## Start Records for processing
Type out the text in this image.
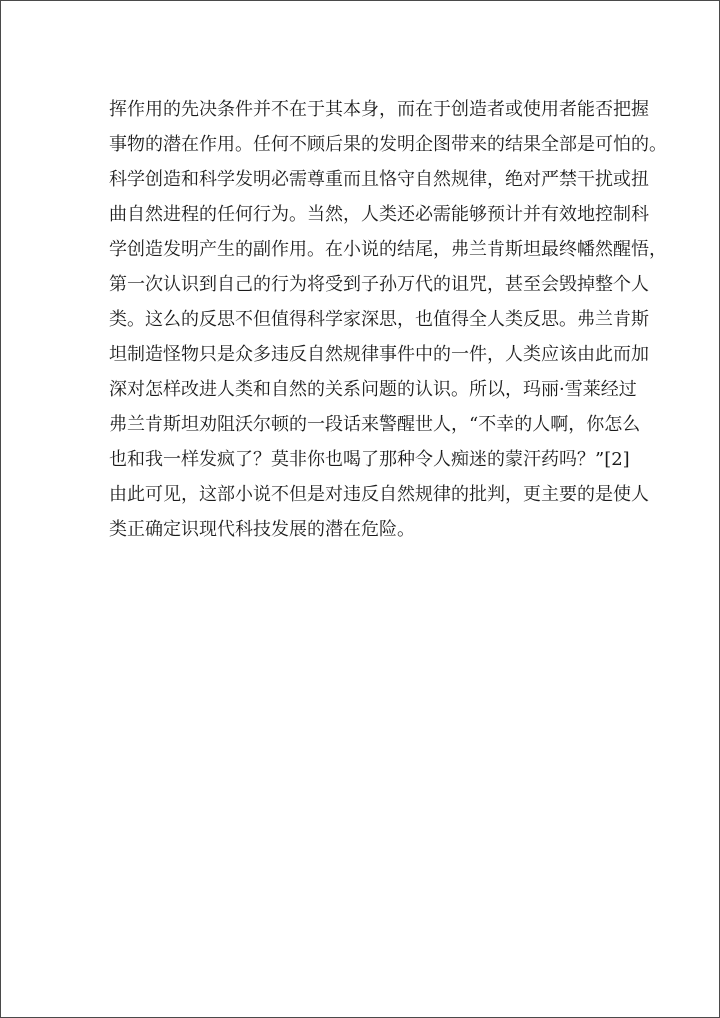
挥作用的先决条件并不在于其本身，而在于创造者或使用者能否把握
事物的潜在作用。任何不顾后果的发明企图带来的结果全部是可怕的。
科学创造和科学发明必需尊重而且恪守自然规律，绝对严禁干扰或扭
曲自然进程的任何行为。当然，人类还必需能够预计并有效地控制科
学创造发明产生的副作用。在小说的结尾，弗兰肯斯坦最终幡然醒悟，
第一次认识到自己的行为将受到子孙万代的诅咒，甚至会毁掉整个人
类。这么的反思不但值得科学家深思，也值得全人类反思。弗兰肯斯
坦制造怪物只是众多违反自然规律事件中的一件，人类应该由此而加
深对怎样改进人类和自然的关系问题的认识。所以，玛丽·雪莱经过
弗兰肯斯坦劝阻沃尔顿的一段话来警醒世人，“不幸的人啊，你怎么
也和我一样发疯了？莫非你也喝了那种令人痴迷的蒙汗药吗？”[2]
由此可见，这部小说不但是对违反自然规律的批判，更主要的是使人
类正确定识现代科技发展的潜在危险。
## End Records for processing
## Start Records for processing
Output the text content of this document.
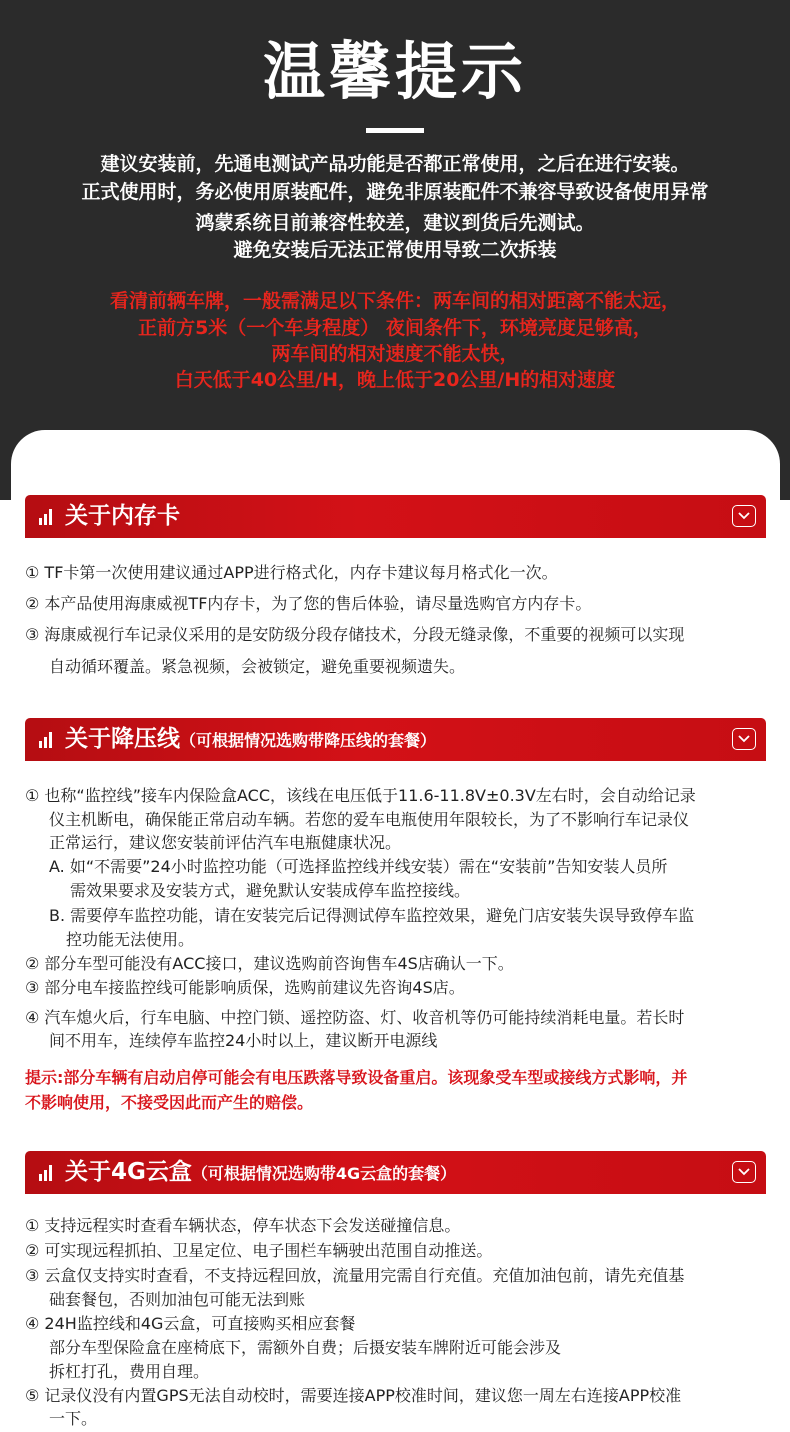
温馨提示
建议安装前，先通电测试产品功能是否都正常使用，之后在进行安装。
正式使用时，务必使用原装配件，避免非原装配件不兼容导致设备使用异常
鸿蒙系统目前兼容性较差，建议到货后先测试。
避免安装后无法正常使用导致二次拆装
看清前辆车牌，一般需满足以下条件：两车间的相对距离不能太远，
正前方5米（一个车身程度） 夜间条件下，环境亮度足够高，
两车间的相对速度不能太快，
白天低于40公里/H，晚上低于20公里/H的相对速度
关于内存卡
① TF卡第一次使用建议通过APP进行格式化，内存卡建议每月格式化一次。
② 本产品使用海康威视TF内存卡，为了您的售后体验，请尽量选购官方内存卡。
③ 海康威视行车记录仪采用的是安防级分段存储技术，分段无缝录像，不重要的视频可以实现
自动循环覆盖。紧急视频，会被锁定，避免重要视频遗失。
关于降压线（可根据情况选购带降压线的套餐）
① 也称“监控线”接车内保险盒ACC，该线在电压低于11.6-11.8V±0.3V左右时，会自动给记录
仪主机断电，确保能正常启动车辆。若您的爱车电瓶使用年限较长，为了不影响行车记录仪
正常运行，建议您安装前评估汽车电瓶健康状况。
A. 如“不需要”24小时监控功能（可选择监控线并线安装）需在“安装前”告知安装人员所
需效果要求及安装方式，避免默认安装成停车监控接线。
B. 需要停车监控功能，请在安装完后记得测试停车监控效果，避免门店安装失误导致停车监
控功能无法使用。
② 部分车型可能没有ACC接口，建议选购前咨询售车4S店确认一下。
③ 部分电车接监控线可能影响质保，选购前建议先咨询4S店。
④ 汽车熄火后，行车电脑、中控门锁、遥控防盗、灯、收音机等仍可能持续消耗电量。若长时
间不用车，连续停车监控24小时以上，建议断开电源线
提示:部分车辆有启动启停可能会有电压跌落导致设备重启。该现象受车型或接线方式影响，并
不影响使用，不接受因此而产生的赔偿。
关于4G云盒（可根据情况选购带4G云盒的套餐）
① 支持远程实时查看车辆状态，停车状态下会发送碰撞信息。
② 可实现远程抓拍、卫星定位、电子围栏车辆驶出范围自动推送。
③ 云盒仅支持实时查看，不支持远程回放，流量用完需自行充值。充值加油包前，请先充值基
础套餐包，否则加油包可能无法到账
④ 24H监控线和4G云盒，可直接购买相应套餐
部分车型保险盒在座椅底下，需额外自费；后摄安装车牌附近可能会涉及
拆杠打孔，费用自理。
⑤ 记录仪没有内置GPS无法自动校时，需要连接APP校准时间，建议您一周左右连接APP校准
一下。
## End Records for processing
Select every line of the records holding the string "this".

Type out the text in this image.
Output the text content of this document.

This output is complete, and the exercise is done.